## WHAT THE TASK ASKS
Where the word "pourrait" occurs in a line, return that line.

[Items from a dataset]
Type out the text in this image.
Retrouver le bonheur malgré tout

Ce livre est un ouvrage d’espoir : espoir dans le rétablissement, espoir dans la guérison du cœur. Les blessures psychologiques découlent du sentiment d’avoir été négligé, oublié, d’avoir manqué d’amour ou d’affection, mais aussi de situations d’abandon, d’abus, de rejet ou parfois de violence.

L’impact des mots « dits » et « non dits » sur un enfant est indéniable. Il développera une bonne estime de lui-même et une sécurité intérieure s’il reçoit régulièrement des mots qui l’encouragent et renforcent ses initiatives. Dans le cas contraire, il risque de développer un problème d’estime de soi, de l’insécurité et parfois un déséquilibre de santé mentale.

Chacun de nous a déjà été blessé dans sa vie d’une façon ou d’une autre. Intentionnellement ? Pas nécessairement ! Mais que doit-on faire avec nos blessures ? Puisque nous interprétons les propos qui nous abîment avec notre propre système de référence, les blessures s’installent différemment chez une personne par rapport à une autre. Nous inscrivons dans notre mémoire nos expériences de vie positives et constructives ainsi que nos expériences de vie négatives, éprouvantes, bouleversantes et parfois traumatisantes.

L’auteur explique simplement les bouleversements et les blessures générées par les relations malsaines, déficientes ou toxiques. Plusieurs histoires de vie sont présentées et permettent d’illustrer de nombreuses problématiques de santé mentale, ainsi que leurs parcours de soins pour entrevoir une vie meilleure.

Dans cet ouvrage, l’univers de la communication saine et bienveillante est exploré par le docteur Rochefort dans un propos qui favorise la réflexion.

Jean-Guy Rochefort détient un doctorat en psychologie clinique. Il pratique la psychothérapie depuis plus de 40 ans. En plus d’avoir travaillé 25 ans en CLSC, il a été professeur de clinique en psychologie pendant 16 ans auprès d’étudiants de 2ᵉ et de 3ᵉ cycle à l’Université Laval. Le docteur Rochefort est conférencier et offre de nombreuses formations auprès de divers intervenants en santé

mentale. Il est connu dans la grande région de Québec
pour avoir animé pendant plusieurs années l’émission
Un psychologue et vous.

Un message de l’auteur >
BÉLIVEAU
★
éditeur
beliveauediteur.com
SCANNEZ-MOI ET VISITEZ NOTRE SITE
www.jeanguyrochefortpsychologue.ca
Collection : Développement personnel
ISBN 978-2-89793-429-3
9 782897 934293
==
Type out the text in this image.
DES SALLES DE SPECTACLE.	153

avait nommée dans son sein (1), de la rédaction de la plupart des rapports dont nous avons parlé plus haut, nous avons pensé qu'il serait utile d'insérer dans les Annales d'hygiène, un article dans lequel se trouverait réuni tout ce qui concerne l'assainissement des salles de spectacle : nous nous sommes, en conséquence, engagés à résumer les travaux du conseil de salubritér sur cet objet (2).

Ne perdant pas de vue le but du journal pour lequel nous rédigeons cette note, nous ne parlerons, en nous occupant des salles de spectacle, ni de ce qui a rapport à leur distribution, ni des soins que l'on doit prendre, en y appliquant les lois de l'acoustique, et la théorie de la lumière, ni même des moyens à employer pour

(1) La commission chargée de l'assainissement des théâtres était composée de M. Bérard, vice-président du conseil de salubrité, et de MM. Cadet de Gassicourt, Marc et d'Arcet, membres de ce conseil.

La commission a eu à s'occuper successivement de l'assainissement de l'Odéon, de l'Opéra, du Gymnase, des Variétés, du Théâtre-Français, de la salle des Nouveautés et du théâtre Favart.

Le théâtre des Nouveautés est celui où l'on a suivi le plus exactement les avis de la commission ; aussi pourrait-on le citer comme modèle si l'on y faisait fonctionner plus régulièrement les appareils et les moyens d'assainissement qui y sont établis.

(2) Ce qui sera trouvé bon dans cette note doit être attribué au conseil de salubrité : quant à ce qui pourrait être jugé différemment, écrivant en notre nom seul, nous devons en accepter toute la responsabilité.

## COMPLETE ANSWER
Le théâtre des Nouveautés est celui où l'on a suivi le plus exactement les avis de la commission ; aussi pourrait-on le citer comme modèle si l'on y faisait fonctionner plus régulièrement les appareils et les moyens d'assainissement qui y sont établis.
(2) Ce qui sera trouvé bon dans cette note doit être attribué au conseil de salubrité : quant à ce qui pourrait être jugé différemment, écrivant en notre nom seul, nous devons en accepter toute la responsabilité.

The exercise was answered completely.